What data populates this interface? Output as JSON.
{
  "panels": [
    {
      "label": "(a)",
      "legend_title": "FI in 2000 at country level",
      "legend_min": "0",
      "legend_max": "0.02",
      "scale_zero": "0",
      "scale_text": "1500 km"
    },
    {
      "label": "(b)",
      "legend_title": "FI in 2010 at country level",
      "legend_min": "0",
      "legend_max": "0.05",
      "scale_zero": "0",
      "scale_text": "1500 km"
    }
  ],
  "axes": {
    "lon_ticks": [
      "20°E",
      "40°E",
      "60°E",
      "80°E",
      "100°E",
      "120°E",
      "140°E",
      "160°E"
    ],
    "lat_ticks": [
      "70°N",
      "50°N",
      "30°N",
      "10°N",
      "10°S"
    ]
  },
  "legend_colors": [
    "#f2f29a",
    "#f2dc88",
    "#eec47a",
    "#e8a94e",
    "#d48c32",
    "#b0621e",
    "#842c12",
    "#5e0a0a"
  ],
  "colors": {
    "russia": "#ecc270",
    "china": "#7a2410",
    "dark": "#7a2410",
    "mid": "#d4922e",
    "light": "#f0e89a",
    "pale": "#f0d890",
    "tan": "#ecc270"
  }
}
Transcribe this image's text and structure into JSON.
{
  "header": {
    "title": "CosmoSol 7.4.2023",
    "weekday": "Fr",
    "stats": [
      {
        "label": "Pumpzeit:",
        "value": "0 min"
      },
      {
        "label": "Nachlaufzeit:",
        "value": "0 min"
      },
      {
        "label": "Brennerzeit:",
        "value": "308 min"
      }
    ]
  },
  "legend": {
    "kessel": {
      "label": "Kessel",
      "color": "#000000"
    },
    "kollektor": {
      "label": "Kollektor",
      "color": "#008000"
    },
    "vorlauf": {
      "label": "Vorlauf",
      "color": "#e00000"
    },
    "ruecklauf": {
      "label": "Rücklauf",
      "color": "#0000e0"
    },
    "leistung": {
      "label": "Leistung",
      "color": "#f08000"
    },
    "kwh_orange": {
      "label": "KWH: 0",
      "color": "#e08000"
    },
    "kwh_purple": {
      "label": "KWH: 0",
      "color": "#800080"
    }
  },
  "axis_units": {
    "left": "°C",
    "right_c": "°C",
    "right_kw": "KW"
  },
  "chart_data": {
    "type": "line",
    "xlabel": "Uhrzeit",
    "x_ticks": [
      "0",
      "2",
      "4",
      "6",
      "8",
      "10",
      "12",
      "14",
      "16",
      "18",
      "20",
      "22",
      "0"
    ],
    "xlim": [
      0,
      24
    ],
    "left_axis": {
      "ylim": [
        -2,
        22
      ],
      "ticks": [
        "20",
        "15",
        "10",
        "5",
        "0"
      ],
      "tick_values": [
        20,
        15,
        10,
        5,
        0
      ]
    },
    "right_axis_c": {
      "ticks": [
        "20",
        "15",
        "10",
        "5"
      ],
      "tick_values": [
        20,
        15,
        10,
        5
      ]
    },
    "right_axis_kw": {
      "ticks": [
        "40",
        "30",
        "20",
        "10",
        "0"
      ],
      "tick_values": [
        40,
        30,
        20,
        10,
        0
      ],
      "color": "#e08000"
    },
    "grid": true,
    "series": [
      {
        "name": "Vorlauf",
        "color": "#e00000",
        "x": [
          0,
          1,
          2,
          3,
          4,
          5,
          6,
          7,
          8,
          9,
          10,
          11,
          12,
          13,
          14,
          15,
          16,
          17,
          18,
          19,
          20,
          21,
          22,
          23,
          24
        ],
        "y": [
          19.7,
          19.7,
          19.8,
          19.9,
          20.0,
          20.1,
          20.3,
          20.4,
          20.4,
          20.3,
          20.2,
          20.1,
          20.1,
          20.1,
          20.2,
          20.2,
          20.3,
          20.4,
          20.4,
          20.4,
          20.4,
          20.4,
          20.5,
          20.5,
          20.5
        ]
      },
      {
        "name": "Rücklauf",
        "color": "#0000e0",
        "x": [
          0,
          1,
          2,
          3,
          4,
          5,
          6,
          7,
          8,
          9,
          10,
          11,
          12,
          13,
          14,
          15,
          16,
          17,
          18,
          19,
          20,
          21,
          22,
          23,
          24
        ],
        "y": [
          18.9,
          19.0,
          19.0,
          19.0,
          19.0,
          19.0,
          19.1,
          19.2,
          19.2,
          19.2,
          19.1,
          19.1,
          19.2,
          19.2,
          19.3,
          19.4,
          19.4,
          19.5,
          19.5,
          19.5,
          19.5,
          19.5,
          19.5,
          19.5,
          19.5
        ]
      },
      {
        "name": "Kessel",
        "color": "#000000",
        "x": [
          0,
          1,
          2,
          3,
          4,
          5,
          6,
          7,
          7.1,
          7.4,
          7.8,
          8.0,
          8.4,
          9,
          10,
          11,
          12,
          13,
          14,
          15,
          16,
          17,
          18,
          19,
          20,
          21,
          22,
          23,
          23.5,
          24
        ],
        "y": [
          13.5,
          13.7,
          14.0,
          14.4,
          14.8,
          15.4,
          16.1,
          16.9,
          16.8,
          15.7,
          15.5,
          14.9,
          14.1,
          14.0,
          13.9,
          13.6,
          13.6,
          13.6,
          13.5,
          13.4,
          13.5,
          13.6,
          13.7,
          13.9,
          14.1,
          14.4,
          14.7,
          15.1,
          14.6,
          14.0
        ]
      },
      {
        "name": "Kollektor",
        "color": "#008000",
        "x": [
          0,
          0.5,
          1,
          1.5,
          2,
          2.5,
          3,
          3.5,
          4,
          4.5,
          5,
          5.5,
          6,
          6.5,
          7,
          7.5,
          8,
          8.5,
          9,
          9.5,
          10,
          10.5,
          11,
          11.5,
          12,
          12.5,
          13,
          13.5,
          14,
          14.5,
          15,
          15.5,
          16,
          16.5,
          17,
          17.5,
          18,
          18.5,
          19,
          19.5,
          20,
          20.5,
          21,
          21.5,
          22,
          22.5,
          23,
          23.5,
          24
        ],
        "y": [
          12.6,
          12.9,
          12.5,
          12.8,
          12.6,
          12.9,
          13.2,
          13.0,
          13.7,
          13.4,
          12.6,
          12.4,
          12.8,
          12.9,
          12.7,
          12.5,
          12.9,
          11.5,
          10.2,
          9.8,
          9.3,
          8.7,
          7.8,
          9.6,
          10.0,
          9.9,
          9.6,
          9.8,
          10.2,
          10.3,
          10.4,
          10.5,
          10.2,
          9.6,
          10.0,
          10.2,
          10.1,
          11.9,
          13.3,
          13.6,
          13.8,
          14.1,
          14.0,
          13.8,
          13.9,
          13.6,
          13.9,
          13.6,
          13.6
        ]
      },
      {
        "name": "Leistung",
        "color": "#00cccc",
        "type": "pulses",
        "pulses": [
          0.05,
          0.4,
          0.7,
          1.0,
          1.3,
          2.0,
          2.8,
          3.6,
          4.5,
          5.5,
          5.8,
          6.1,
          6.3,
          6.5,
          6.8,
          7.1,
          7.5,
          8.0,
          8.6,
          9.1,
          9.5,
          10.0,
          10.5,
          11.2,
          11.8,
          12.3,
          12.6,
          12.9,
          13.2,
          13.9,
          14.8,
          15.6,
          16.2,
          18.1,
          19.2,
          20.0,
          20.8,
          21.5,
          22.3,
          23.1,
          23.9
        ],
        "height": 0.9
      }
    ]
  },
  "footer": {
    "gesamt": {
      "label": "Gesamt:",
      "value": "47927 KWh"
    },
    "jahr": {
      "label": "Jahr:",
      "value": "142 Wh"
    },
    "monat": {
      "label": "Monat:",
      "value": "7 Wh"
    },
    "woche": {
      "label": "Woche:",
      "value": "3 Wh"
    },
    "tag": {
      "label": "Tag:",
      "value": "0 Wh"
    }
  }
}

[Requirements] Copy all of the material word for word.

[Correct answer]
What data populates this interface? Output as JSON.
{
  "panels": [
    {
      "label": "(a)",
      "legend_title": "FI in 2000 at country level",
      "legend_min": "0",
      "legend_max": "0.02",
      "scale_zero": "0",
      "scale_text": "1500 km"
    },
    {
      "label": "(b)",
      "legend_title": "FI in 2010 at country level",
      "legend_min": "0",
      "legend_max": "0.05",
      "scale_zero": "0",
      "scale_text": "1500 km"
    }
  ],
  "axes": {
    "lon_ticks": [
      "20°E",
      "40°E",
      "60°E",
      "80°E",
      "100°E",
      "120°E",
      "140°E",
      "160°E"
    ],
    "lat_ticks": [
      "70°N",
      "50°N",
      "30°N",
      "10°N",
      "10°S"
    ]
  },
  "legend_colors": [
    "#f2f29a",
    "#f2dc88",
    "#eec47a",
    "#e8a94e",
    "#d48c32",
    "#b0621e",
    "#842c12",
    "#5e0a0a"
  ],
  "colors": {
    "russia": "#ecc270",
    "china": "#7a2410",
    "dark": "#7a2410",
    "mid": "#d4922e",
    "light": "#f0e89a",
    "pale": "#f0d890",
    "tan": "#ecc270"
  }
}
Transcribe this image's text and structure into JSON.
{
  "header": {
    "title": "CosmoSol 7.4.2023",
    "weekday": "Fr",
    "stats": [
      {
        "label": "Pumpzeit:",
        "value": "0 min"
      },
      {
        "label": "Nachlaufzeit:",
        "value": "0 min"
      },
      {
        "label": "Brennerzeit:",
        "value": "308 min"
      }
    ]
  },
  "legend": {
    "kessel": {
      "label": "Kessel",
      "color": "#000000"
    },
    "kollektor": {
      "label": "Kollektor",
      "color": "#008000"
    },
    "vorlauf": {
      "label": "Vorlauf",
      "color": "#e00000"
    },
    "ruecklauf": {
      "label": "Rücklauf",
      "color": "#0000e0"
    },
    "leistung": {
      "label": "Leistung",
      "color": "#f08000"
    },
    "kwh_orange": {
      "label": "KWH: 0",
      "color": "#e08000"
    },
    "kwh_purple": {
      "label": "KWH: 0",
      "color": "#800080"
    }
  },
  "axis_units": {
    "left": "°C",
    "right_c": "°C",
    "right_kw": "KW"
  },
  "chart_data": {
    "type": "line",
    "xlabel": "Uhrzeit",
    "x_ticks": [
      "0",
      "2",
      "4",
      "6",
      "8",
      "10",
      "12",
      "14",
      "16",
      "18",
      "20",
      "22",
      "0"
    ],
    "xlim": [
      0,
      24
    ],
    "left_axis": {
      "ylim": [
        -2,
        22
      ],
      "ticks": [
        "20",
        "15",
        "10",
        "5",
        "0"
      ],
      "tick_values": [
        20,
        15,
        10,
        5,
        0
      ]
    },
    "right_axis_c": {
      "ticks": [
        "20",
        "15",
        "10",
        "5"
      ],
      "tick_values": [
        20,
        15,
        10,
        5
      ]
    },
    "right_axis_kw": {
      "ticks": [
        "40",
        "30",
        "20",
        "10",
        "0"
      ],
      "tick_values": [
        40,
        30,
        20,
        10,
        0
      ],
      "color": "#e08000"
    },
    "grid": true,
    "series": [
      {
        "name": "Vorlauf",
        "color": "#e00000",
        "x": [
          0,
          1,
          2,
          3,
          4,
          5,
          6,
          7,
          8,
          9,
          10,
          11,
          12,
          13,
          14,
          15,
          16,
          17,
          18,
          19,
          20,
          21,
          22,
          23,
          24
        ],
        "y": [
          19.7,
          19.7,
          19.8,
          19.9,
          20.0,
          20.1,
          20.3,
          20.4,
          20.4,
          20.3,
          20.2,
          20.1,
          20.1,
          20.1,
          20.2,
          20.2,
          20.3,
          20.4,
          20.4,
          20.4,
          20.4,
          20.4,
          20.5,
          20.5,
          20.5
        ]
      },
      {
        "name": "Rücklauf",
        "color": "#0000e0",
        "x": [
          0,
          1,
          2,
          3,
          4,
          5,
          6,
          7,
          8,
          9,
          10,
          11,
          12,
          13,
          14,
          15,
          16,
          17,
          18,
          19,
          20,
          21,
          22,
          23,
          24
        ],
        "y": [
          18.9,
          19.0,
          19.0,
          19.0,
          19.0,
          19.0,
          19.1,
          19.2,
          19.2,
          19.2,
          19.1,
          19.1,
          19.2,
          19.2,
          19.3,
          19.4,
          19.4,
          19.5,
          19.5,
          19.5,
          19.5,
          19.5,
          19.5,
          19.5,
          19.5
        ]
      },
      {
        "name": "Kessel",
        "color": "#000000",
        "x": [
          0,
          1,
          2,
          3,
          4,
          5,
          6,
          7,
          7.1,
          7.4,
          7.8,
          8.0,
          8.4,
          9,
          10,
          11,
          12,
          13,
          14,
          15,
          16,
          17,
          18,
          19,
          20,
          21,
          22,
          23,
          23.5,
          24
        ],
        "y": [
          13.5,
          13.7,
          14.0,
          14.4,
          14.8,
          15.4,
          16.1,
          16.9,
          16.8,
          15.7,
          15.5,
          14.9,
          14.1,
          14.0,
          13.9,
          13.6,
          13.6,
          13.6,
          13.5,
          13.4,
          13.5,
          13.6,
          13.7,
          13.9,
          14.1,
          14.4,
          14.7,
          15.1,
          14.6,
          14.0
        ]
      },
      {
        "name": "Kollektor",
        "color": "#008000",
        "x": [
          0,
          0.5,
          1,
          1.5,
          2,
          2.5,
          3,
          3.5,
          4,
          4.5,
          5,
          5.5,
          6,
          6.5,
          7,
          7.5,
          8,
          8.5,
          9,
          9.5,
          10,
          10.5,
          11,
          11.5,
          12,
          12.5,
          13,
          13.5,
          14,
          14.5,
          15,
          15.5,
          16,
          16.5,
          17,
          17.5,
          18,
          18.5,
          19,
          19.5,
          20,
          20.5,
          21,
          21.5,
          22,
          22.5,
          23,
          23.5,
          24
        ],
        "y": [
          12.6,
          12.9,
          12.5,
          12.8,
          12.6,
          12.9,
          13.2,
          13.0,
          13.7,
          13.4,
          12.6,
          12.4,
          12.8,
          12.9,
          12.7,
          12.5,
          12.9,
          11.5,
          10.2,
          9.8,
          9.3,
          8.7,
          7.8,
          9.6,
          10.0,
          9.9,
          9.6,
          9.8,
          10.2,
          10.3,
          10.4,
          10.5,
          10.2,
          9.6,
          10.0,
          10.2,
          10.1,
          11.9,
          13.3,
          13.6,
          13.8,
          14.1,
          14.0,
          13.8,
          13.9,
          13.6,
          13.9,
          13.6,
          13.6
        ]
      },
      {
        "name": "Leistung",
        "color": "#00cccc",
        "type": "pulses",
        "pulses": [
          0.05,
          0.4,
          0.7,
          1.0,
          1.3,
          2.0,
          2.8,
          3.6,
          4.5,
          5.5,
          5.8,
          6.1,
          6.3,
          6.5,
          6.8,
          7.1,
          7.5,
          8.0,
          8.6,
          9.1,
          9.5,
          10.0,
          10.5,
          11.2,
          11.8,
          12.3,
          12.6,
          12.9,
          13.2,
          13.9,
          14.8,
          15.6,
          16.2,
          18.1,
          19.2,
          20.0,
          20.8,
          21.5,
          22.3,
          23.1,
          23.9
        ],
        "height": 0.9
      }
    ]
  },
  "footer": {
    "gesamt": {
      "label": "Gesamt:",
      "value": "47927 KWh"
    },
    "jahr": {
      "label": "Jahr:",
      "value": "142 Wh"
    },
    "monat": {
      "label": "Monat:",
      "value": "7 Wh"
    },
    "woche": {
      "label": "Woche:",
      "value": "3 Wh"
    },
    "tag": {
      "label": "Tag:",
      "value": "0 Wh"
    }
  }
}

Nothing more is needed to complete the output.